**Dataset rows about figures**
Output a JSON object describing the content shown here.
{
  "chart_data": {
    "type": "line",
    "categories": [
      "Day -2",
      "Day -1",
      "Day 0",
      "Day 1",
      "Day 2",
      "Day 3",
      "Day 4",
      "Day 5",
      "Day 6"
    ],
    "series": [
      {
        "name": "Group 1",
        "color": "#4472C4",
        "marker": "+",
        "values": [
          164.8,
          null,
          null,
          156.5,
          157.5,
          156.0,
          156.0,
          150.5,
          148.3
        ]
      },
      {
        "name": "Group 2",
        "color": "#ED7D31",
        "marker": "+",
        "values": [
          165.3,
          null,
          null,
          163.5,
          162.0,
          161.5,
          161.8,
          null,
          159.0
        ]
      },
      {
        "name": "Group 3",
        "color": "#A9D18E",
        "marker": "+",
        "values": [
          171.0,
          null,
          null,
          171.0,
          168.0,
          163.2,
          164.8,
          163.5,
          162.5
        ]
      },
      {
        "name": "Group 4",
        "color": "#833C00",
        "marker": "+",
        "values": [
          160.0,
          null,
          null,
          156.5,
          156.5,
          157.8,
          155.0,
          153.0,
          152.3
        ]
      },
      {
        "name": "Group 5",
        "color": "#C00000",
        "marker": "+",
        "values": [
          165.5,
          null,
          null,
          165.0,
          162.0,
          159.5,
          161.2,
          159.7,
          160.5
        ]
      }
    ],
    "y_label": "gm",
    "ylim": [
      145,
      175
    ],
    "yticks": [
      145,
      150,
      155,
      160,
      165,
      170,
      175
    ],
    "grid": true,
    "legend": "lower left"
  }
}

**Directions for this task**
Type out the entries again, word for word.

**Output for this task**
Output a JSON object describing the content shown here.
{
  "chart_data": {
    "type": "line",
    "categories": [
      "Day -2",
      "Day -1",
      "Day 0",
      "Day 1",
      "Day 2",
      "Day 3",
      "Day 4",
      "Day 5",
      "Day 6"
    ],
    "series": [
      {
        "name": "Group 1",
        "color": "#4472C4",
        "marker": "+",
        "values": [
          164.8,
          null,
          null,
          156.5,
          157.5,
          156.0,
          156.0,
          150.5,
          148.3
        ]
      },
      {
        "name": "Group 2",
        "color": "#ED7D31",
        "marker": "+",
        "values": [
          165.3,
          null,
          null,
          163.5,
          162.0,
          161.5,
          161.8,
          null,
          159.0
        ]
      },
      {
        "name": "Group 3",
        "color": "#A9D18E",
        "marker": "+",
        "values": [
          171.0,
          null,
          null,
          171.0,
          168.0,
          163.2,
          164.8,
          163.5,
          162.5
        ]
      },
      {
        "name": "Group 4",
        "color": "#833C00",
        "marker": "+",
        "values": [
          160.0,
          null,
          null,
          156.5,
          156.5,
          157.8,
          155.0,
          153.0,
          152.3
        ]
      },
      {
        "name": "Group 5",
        "color": "#C00000",
        "marker": "+",
        "values": [
          165.5,
          null,
          null,
          165.0,
          162.0,
          159.5,
          161.2,
          159.7,
          160.5
        ]
      }
    ],
    "y_label": "gm",
    "ylim": [
      145,
      175
    ],
    "yticks": [
      145,
      150,
      155,
      160,
      165,
      170,
      175
    ],
    "grid": true,
    "legend": "lower left"
  }
}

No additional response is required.